AIM >> Records follow. Copy every line with "title".
** START DATASET ROWS **
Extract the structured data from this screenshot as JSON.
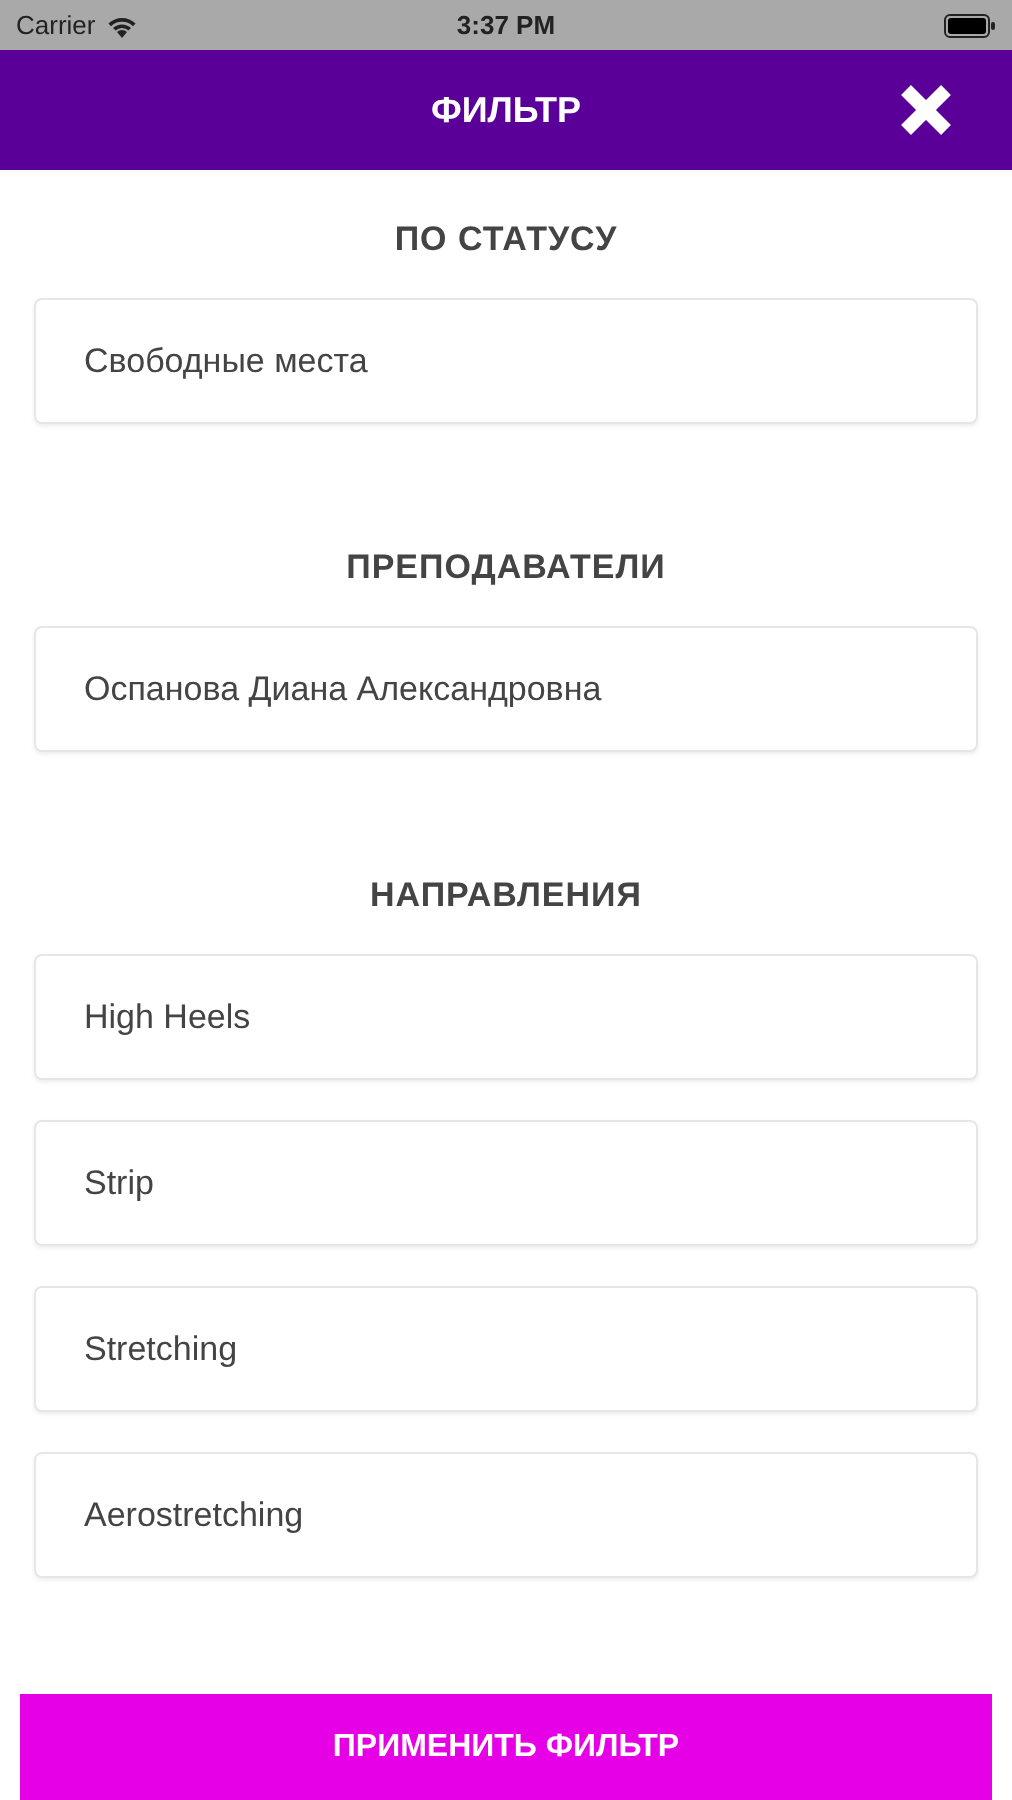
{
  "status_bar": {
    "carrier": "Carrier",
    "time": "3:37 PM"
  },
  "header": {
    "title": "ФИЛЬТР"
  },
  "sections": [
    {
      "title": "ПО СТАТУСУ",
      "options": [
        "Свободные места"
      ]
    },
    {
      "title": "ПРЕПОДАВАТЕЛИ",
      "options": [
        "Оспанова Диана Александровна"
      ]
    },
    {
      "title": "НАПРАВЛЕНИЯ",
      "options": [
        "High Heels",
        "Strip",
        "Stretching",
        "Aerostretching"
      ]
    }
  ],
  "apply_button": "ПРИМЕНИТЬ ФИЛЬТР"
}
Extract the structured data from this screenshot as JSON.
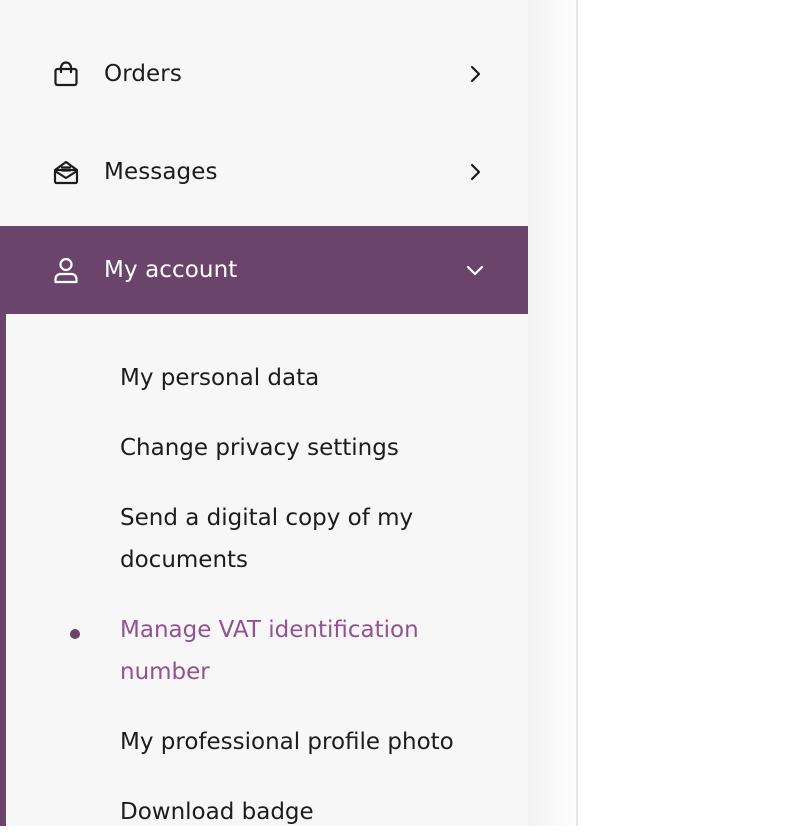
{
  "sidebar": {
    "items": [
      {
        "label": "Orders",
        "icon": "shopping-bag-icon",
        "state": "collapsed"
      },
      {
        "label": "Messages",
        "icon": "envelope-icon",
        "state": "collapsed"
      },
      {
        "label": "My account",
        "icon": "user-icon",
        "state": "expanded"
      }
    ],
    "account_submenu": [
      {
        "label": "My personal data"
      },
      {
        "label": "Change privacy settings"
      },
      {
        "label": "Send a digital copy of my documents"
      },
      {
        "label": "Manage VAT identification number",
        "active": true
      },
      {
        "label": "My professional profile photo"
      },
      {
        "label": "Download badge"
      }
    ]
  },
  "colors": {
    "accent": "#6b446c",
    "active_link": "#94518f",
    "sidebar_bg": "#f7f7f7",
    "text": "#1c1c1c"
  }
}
** END DATASET ROWS **
** START DATASET ROWS **
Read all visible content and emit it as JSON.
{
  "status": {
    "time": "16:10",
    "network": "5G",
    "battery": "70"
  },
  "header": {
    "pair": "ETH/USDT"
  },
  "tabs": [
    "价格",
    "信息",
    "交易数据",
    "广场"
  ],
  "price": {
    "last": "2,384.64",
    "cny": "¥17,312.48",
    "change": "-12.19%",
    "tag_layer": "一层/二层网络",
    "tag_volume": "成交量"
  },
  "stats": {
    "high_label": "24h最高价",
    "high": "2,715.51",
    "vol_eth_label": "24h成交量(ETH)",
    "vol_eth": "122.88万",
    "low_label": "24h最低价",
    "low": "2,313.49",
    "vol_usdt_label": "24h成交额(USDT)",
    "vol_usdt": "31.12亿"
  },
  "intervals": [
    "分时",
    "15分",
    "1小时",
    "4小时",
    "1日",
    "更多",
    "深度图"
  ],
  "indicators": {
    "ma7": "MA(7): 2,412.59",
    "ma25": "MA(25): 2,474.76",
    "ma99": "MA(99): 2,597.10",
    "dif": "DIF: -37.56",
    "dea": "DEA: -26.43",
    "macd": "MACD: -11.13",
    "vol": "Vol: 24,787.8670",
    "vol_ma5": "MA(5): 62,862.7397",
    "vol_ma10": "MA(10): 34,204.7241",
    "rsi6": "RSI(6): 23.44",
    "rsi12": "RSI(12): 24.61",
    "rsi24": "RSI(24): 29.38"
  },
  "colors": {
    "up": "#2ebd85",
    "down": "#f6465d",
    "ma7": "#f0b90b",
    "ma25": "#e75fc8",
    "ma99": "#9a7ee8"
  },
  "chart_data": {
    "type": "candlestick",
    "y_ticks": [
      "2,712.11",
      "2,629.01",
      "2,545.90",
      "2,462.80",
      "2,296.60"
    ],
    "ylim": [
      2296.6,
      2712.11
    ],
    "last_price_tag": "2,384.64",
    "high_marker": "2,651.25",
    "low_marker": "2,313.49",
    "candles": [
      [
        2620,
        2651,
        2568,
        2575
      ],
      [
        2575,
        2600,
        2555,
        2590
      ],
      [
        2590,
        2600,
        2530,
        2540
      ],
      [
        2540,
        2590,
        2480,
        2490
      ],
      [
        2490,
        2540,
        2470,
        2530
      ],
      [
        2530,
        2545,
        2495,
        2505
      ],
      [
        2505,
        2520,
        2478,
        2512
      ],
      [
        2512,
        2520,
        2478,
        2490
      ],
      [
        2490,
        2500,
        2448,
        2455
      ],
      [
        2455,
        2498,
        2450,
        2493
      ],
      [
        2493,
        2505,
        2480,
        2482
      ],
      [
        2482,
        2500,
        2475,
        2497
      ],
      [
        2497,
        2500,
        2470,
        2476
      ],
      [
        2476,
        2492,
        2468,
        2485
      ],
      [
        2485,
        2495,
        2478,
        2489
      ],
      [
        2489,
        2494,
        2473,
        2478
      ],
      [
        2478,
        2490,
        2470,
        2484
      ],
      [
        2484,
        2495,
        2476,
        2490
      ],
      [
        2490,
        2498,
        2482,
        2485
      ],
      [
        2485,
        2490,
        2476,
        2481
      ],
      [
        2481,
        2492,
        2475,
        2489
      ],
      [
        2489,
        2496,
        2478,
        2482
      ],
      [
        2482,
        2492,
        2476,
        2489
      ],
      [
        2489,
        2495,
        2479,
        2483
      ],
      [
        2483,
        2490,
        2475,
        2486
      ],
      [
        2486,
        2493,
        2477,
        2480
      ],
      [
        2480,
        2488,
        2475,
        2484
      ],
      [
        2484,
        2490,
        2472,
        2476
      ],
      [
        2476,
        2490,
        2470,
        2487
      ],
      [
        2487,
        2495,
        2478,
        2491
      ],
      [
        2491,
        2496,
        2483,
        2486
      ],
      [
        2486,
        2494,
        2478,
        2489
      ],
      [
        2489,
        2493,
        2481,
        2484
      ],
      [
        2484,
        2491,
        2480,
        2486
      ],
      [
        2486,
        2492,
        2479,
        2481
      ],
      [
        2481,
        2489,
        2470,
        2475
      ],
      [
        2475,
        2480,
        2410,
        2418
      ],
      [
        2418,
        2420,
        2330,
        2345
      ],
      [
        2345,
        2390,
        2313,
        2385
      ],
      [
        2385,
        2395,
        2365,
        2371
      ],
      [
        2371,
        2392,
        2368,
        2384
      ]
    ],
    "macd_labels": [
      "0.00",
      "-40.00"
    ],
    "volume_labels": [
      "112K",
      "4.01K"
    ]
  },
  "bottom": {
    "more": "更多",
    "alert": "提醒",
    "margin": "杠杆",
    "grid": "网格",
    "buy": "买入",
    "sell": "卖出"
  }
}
** END DATASET ROWS **
SOLUTION TO THIS EXERCISE >>
    "title": "ФИЛЬТР"
      "title": "ПО СТАТУСУ",
      "title": "ПРЕПОДАВАТЕЛИ",
      "title": "НАПРАВЛЕНИЯ",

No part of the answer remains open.